Stored records:

— start —

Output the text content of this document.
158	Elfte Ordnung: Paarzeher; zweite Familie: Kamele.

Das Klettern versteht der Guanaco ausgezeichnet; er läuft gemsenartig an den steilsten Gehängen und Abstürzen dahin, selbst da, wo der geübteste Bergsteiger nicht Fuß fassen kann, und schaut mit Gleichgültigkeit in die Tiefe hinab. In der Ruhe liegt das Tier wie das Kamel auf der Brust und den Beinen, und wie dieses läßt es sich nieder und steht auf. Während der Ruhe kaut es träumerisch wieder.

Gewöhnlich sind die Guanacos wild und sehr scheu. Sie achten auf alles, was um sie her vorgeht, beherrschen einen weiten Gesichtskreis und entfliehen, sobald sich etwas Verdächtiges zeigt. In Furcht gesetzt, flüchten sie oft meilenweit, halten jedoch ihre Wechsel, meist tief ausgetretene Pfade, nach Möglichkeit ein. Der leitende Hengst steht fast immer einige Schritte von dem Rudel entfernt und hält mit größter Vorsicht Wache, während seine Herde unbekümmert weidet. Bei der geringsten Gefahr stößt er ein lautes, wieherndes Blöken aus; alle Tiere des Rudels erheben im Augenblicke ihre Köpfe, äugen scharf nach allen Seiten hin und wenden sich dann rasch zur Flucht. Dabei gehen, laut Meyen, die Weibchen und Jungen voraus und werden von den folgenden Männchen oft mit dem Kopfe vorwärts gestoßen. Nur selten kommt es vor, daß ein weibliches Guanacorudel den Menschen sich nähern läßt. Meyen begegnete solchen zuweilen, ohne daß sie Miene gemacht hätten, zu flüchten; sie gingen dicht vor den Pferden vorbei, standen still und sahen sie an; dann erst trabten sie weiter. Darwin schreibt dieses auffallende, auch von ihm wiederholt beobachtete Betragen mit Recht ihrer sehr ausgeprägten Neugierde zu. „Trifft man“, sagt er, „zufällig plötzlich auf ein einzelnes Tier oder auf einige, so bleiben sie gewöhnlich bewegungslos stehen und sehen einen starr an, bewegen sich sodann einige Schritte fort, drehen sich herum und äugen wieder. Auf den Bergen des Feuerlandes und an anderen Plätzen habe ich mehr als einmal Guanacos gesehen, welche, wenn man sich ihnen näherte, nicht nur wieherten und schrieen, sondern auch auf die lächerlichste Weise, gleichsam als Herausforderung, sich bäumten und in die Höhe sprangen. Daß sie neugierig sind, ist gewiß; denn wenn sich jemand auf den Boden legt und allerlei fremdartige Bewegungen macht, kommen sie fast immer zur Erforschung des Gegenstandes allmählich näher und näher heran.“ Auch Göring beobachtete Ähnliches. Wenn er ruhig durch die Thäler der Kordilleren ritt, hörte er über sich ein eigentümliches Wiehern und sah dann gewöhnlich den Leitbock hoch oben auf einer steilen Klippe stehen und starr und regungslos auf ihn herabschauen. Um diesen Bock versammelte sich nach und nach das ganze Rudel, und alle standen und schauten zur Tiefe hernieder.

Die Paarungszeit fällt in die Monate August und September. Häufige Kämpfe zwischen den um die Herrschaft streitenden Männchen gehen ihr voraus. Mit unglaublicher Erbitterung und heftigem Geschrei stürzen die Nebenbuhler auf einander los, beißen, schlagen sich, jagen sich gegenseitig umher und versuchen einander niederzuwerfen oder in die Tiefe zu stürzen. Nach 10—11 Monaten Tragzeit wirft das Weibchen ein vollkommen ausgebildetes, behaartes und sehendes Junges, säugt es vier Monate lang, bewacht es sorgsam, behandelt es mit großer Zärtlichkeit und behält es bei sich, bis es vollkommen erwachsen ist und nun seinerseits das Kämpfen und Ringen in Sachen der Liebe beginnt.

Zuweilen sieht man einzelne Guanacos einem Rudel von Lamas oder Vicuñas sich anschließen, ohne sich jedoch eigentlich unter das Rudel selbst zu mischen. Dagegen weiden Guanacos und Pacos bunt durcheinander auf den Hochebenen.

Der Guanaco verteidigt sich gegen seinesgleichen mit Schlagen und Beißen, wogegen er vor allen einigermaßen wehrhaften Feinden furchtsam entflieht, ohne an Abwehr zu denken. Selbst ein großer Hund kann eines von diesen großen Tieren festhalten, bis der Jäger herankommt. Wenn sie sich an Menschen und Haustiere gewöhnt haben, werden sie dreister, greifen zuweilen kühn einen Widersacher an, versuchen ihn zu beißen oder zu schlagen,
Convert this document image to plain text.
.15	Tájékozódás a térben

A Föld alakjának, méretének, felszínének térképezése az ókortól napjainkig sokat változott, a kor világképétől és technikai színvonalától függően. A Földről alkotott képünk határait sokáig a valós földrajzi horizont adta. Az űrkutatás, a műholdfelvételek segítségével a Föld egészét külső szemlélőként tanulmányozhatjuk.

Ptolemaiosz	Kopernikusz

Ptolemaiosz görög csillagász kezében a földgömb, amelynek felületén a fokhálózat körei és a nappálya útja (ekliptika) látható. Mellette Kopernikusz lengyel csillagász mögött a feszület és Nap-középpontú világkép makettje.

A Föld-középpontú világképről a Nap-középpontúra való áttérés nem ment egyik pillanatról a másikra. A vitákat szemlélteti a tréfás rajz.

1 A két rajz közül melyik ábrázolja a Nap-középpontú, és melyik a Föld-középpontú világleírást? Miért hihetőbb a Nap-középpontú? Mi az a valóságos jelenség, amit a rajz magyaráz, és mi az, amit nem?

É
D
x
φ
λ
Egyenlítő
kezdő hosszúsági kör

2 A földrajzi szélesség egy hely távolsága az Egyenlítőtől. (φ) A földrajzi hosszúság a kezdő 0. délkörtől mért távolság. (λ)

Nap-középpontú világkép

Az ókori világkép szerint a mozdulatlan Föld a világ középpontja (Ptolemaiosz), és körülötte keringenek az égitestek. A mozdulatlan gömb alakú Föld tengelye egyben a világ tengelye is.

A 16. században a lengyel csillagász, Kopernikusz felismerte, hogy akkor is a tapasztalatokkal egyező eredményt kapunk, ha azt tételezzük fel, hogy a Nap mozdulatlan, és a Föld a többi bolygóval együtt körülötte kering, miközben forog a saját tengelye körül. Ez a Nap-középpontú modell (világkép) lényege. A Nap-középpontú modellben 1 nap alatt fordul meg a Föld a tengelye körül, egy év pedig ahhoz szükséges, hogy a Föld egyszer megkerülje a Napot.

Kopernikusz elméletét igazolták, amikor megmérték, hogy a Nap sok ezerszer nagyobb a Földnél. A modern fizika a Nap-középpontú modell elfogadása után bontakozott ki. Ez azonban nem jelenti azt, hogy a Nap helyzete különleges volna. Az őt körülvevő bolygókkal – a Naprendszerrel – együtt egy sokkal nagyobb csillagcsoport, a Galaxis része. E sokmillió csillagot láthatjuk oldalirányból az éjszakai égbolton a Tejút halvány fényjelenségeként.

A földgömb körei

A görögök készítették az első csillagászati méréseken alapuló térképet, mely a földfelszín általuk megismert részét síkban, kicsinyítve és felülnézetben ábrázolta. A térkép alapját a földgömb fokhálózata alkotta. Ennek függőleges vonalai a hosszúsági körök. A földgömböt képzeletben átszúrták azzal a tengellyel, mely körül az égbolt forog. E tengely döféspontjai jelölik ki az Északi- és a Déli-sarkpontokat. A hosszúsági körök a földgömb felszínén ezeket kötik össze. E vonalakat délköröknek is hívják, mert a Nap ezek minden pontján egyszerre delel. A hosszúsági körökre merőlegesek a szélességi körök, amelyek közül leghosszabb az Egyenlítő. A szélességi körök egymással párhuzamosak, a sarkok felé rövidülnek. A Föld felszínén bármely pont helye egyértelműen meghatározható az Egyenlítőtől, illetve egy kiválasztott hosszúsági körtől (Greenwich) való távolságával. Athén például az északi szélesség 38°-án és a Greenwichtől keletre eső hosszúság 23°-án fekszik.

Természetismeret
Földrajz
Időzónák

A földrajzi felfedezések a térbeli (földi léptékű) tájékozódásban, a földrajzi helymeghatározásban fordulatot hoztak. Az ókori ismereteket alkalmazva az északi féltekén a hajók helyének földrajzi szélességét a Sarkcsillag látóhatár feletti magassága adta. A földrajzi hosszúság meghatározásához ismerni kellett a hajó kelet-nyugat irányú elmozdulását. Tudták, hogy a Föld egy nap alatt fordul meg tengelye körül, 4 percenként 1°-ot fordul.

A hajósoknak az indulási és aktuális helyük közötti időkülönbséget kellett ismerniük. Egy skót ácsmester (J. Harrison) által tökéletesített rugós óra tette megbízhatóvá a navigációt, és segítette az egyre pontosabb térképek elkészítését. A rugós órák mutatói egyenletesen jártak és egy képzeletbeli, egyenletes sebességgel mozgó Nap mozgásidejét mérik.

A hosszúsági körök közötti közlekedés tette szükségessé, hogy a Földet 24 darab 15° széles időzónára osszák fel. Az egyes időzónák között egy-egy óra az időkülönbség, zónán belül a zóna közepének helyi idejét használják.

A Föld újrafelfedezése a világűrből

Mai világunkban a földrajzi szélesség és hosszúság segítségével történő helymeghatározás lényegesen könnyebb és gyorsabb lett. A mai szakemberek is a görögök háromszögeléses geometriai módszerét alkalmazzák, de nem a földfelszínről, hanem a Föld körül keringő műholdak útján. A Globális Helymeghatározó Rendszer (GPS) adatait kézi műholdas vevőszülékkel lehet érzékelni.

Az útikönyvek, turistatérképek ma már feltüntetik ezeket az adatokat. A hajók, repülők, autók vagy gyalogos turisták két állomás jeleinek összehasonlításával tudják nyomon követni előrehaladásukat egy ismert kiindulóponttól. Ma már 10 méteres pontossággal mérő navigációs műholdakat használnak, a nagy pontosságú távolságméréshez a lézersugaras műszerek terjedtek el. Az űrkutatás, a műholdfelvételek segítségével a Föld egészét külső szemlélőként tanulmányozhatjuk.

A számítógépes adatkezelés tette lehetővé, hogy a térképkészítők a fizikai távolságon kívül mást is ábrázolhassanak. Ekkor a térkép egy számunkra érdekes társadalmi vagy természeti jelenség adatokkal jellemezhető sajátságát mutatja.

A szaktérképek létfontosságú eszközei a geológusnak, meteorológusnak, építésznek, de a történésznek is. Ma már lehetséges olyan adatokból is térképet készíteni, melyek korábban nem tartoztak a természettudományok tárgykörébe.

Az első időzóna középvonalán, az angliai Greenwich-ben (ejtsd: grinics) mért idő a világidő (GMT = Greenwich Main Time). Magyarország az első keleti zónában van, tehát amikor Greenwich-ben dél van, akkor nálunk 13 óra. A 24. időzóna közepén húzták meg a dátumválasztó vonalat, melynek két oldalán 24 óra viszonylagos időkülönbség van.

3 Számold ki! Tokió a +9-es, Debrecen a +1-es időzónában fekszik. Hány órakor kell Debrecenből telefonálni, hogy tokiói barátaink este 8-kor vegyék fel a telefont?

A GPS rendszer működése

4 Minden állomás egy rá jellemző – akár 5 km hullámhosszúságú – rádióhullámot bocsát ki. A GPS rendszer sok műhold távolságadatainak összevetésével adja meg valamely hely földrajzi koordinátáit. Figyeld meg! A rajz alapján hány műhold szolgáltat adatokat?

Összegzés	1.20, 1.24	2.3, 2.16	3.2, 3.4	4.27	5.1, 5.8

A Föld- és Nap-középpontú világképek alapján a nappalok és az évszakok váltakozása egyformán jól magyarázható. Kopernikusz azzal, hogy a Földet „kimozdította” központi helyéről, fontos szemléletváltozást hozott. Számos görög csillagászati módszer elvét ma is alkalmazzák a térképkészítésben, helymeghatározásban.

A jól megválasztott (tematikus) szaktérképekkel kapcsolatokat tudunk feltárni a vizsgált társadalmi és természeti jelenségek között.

— end —

Go through the entries and return each line where the word "kezdő" appears.

kezdő hosszúsági kör
2 A földrajzi szélesség egy hely távolsága az Egyenlítőtől. (φ) A földrajzi hosszúság a kezdő 0. délkörtől mért távolság. (λ)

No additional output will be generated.